* GIVEN TASK: Leaving out the pictures, please retype each record exactly.

[Stored data entries]
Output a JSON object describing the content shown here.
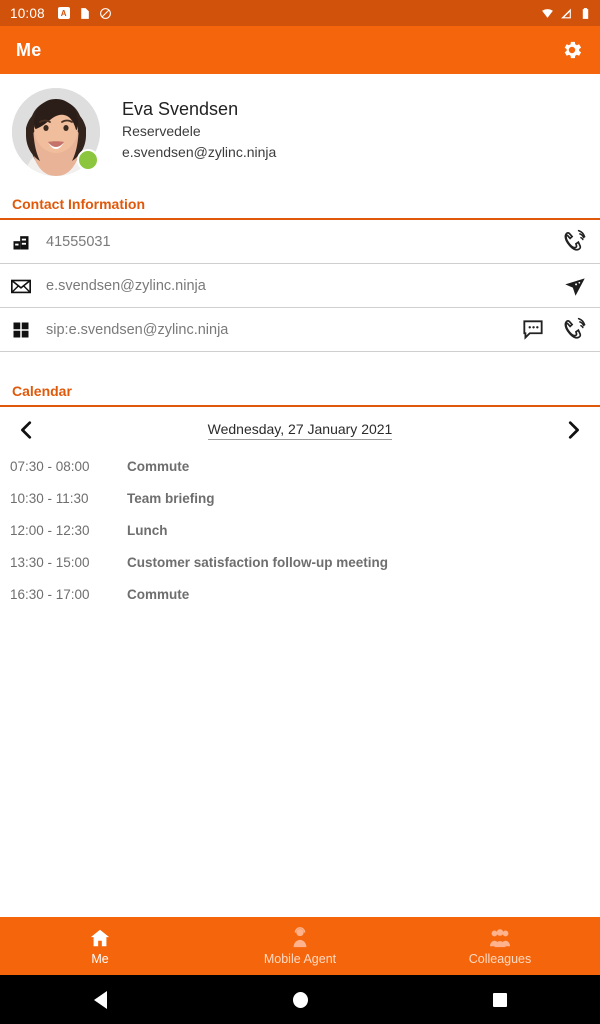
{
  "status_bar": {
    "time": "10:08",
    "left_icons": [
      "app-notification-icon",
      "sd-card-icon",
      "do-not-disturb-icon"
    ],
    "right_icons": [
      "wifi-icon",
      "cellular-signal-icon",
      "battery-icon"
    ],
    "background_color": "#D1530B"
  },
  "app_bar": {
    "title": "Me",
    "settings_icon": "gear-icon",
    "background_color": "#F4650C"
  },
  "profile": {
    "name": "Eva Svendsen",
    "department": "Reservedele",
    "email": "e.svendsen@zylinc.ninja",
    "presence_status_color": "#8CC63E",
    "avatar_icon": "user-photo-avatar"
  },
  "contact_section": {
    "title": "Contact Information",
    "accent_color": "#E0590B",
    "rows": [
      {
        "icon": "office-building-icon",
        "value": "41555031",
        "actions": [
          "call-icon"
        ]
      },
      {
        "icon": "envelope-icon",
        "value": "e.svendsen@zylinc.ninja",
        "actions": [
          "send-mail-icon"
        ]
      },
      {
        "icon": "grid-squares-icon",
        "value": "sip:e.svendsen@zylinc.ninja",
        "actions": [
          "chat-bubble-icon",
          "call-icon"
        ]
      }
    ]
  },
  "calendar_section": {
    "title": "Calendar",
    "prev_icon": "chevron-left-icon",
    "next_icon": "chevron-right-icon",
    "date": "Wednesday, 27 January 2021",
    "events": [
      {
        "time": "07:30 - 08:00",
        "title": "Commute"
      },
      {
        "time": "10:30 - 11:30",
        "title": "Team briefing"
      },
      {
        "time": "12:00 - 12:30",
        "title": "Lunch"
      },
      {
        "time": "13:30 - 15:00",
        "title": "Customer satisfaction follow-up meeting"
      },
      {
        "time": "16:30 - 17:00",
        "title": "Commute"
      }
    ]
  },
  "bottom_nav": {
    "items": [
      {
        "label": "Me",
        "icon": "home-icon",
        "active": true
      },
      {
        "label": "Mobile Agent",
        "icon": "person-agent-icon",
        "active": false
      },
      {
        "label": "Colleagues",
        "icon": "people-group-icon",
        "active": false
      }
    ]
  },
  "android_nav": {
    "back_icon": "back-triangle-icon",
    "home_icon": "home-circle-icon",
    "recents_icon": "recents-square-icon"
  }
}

* EXERCISE SOLUTION:
Output a JSON object describing the content shown here.
{
  "status_bar": {
    "time": "10:08",
    "left_icons": [
      "app-notification-icon",
      "sd-card-icon",
      "do-not-disturb-icon"
    ],
    "right_icons": [
      "wifi-icon",
      "cellular-signal-icon",
      "battery-icon"
    ],
    "background_color": "#D1530B"
  },
  "app_bar": {
    "title": "Me",
    "settings_icon": "gear-icon",
    "background_color": "#F4650C"
  },
  "profile": {
    "name": "Eva Svendsen",
    "department": "Reservedele",
    "email": "e.svendsen@zylinc.ninja",
    "presence_status_color": "#8CC63E",
    "avatar_icon": "user-photo-avatar"
  },
  "contact_section": {
    "title": "Contact Information",
    "accent_color": "#E0590B",
    "rows": [
      {
        "icon": "office-building-icon",
        "value": "41555031",
        "actions": [
          "call-icon"
        ]
      },
      {
        "icon": "envelope-icon",
        "value": "e.svendsen@zylinc.ninja",
        "actions": [
          "send-mail-icon"
        ]
      },
      {
        "icon": "grid-squares-icon",
        "value": "sip:e.svendsen@zylinc.ninja",
        "actions": [
          "chat-bubble-icon",
          "call-icon"
        ]
      }
    ]
  },
  "calendar_section": {
    "title": "Calendar",
    "prev_icon": "chevron-left-icon",
    "next_icon": "chevron-right-icon",
    "date": "Wednesday, 27 January 2021",
    "events": [
      {
        "time": "07:30 - 08:00",
        "title": "Commute"
      },
      {
        "time": "10:30 - 11:30",
        "title": "Team briefing"
      },
      {
        "time": "12:00 - 12:30",
        "title": "Lunch"
      },
      {
        "time": "13:30 - 15:00",
        "title": "Customer satisfaction follow-up meeting"
      },
      {
        "time": "16:30 - 17:00",
        "title": "Commute"
      }
    ]
  },
  "bottom_nav": {
    "items": [
      {
        "label": "Me",
        "icon": "home-icon",
        "active": true
      },
      {
        "label": "Mobile Agent",
        "icon": "person-agent-icon",
        "active": false
      },
      {
        "label": "Colleagues",
        "icon": "people-group-icon",
        "active": false
      }
    ]
  },
  "android_nav": {
    "back_icon": "back-triangle-icon",
    "home_icon": "home-circle-icon",
    "recents_icon": "recents-square-icon"
  }
}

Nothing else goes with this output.